Passage du texte →

»»

Un algorithme dédié à l’étude des étoiles pour sonder les entrailles de la Terre

La limite du noyau terrestre se trouvant à quelque 2 900 kilomètres sous la surface de la Terre, les scientifiques sont obligés de faire preuve de créativité afin de sonder les entrailles de notre planète. En étudiant la façon dont les tremblements de terre et les secousses sismiques se propagent à travers différents types de matériaux, les sismologues ont pu établir une cartographie globale de sa structure, révélant la présence d’imposants blocs de matériaux brûlants, pouvant faire la taille d’un continent, à la frontière entre le noyau et le manteau terrestre.

La chaleur provoquant des degrés de fusion plus importants, ces zones ont pour effet de ralentir la vitesse de propagation des ondes sismiques en direction du noyau terrestre, elles sont donc connues sous le nom de « zones de vitesse ultra basse ». Bien que l’on ignore encore la nature de ces structures (il pourrait s’agir de magma ou de fer en fusion s’échappant du noyau), une meilleure connaissance de leur emplacement permettrait aux scientifiques de mieux comprendre les processus géologiques intervenant à de telles profondeurs.

««

Extrait de données →
»»

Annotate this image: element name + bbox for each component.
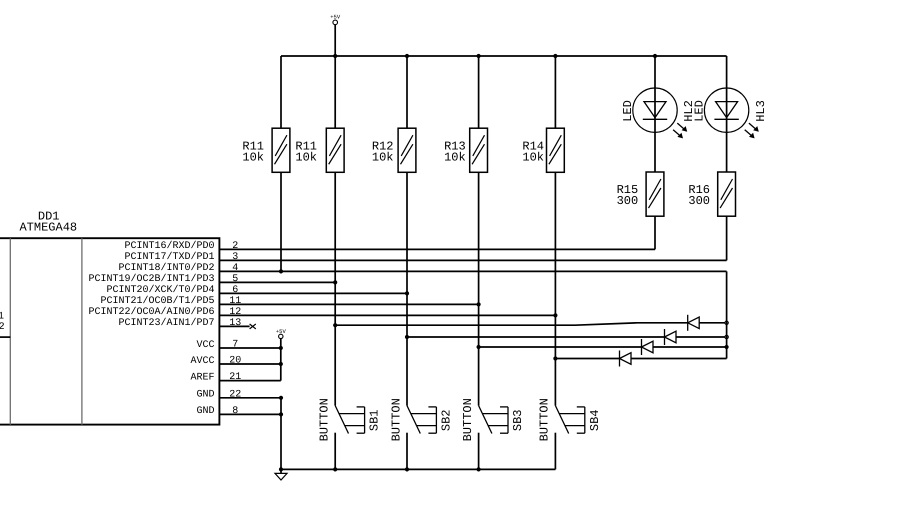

««

Exercices proposés →
1. D'après le texte sur les entrailles de la Terre, à quelle profondeur se situe la limite du noyau terrestre ?
2. Prolongez le texte sur les entrailles de la Terre à la suite de sa dernière phrase.

Résultats →
1. À quelque 2 900 kilomètres sous la surface de la Terre.

2.
Cependant, l’approche classique pour étudier les tremblements de terre ne fournit que des bribes d’informations : chaque tremblement de terre ne sonde qu’une zone étroite, et les signaux les plus faibles peuvent se perdre dans le bruit plus large. Afin de contourner ce problème, une équipe internationale de chercheurs, dont les travaux ont été présentés dans la revue Science, s’est appuyée sur le Sequencer, un algorithme conçu pour l’étude des étoiles et capable de parcourir de grands ensembles de données astronomiques dans l’optique de dégager des modèles scientifiques.

Des structures massives

Après l’avoir modifié, les chercheurs l’ont alimenté avec près de trois décennies de données sismiques, soit environ 7 000 sismogrammes d’un type particulier d’onde, afin d’identifier des échos sismiques indiquant la présence de zones de vitesse ultra basse qui auraient pu ne pas être détectées par les recherches précédentes.

« En examinant simultanément des milliers d’échos à la limite entre le noyau et le manteau en même temps, plutôt que de se concentrer sur quelques-uns à la fois, comme on le fait habituellement, nous avons obtenu une perspective totalement nouvelle », explique le géologue Doyeon Kim de l’université du Maryland. « Cette analyse a montré que la région située à la limite entre le noyau et le manteau terrestre abrite de nombreuses structures qui peuvent produire ces échos, chose que nous n’avions pas réalisée auparavant car nous n’avions qu’une vision limitée. »

Les résultats renvoyés par l’algorithme ont révélé de subtils changements dans les formes d’ondes sismiques provenant de tremblements de terre en Asie et en Océanie, suggérant une zone de vitesse ultra basse sous les îles Marquises, dans le Pacifique Sud, n’ayant jamais été identifiée auparavant.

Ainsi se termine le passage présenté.